- **What is needed**: Return, unchanged, every line starting at the one with "What text is on this page?" and running through the last line of the material below, with nothing else added.

- **Supplied material**:
------------------------------

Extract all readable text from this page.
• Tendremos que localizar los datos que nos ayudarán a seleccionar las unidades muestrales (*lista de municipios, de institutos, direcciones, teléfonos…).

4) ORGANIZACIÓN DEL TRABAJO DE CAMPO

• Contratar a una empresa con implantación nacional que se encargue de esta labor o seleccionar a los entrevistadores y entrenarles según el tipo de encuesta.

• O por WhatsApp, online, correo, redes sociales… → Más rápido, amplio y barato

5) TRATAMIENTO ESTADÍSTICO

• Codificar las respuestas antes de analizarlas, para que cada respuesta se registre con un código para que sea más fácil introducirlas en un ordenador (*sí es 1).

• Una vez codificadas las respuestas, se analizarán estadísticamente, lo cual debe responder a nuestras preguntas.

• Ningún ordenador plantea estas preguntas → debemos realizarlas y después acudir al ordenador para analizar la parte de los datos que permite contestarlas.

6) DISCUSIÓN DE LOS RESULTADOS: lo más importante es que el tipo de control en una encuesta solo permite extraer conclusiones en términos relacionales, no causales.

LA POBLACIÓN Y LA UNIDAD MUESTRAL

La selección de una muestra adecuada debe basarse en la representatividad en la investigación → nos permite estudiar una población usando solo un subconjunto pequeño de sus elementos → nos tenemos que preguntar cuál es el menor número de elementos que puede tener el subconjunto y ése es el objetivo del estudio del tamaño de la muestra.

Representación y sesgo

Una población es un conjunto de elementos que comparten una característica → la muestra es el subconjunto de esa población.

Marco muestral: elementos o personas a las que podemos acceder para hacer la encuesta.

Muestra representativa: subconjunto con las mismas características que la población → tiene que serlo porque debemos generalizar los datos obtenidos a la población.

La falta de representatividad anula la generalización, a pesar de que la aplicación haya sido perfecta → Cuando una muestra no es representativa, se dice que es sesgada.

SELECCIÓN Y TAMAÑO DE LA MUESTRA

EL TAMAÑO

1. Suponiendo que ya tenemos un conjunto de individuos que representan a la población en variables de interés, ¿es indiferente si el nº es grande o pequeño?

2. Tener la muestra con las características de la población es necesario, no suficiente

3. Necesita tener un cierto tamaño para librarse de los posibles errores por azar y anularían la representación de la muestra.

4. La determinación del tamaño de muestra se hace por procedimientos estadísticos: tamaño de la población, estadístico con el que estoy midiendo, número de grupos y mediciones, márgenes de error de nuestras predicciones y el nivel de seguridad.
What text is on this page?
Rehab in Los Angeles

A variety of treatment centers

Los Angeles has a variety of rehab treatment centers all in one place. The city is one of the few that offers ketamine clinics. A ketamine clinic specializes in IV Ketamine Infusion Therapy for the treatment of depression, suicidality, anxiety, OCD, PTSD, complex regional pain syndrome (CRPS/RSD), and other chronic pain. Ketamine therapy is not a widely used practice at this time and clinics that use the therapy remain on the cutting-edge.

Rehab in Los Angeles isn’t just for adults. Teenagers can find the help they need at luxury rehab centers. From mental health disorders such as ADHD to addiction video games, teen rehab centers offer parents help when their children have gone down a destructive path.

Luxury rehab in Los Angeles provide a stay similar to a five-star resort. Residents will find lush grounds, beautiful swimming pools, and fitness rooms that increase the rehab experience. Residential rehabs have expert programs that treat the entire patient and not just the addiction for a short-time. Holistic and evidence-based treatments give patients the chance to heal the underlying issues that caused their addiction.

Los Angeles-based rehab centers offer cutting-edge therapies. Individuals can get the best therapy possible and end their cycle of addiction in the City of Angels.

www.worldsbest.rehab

------------------------------

- **Answer box**:
What text is on this page?
Rehab in Los Angeles

A variety of treatment centers

Los Angeles has a variety of rehab treatment centers all in one place. The city is one of the few that offers ketamine clinics. A ketamine clinic specializes in IV Ketamine Infusion Therapy for the treatment of depression, suicidality, anxiety, OCD, PTSD, complex regional pain syndrome (CRPS/RSD), and other chronic pain. Ketamine therapy is not a widely used practice at this time and clinics that use the therapy remain on the cutting-edge.

Rehab in Los Angeles isn’t just for adults. Teenagers can find the help they need at luxury rehab centers. From mental health disorders such as ADHD to addiction video games, teen rehab centers offer parents help when their children have gone down a destructive path.

Luxury rehab in Los Angeles provide a stay similar to a five-star resort. Residents will find lush grounds, beautiful swimming pools, and fitness rooms that increase the rehab experience. Residential rehabs have expert programs that treat the entire patient and not just the addiction for a short-time. Holistic and evidence-based treatments give patients the chance to heal the underlying issues that caused their addiction.

Los Angeles-based rehab centers offer cutting-edge therapies. Individuals can get the best therapy possible and end their cycle of addiction in the City of Angels.

www.worldsbest.rehab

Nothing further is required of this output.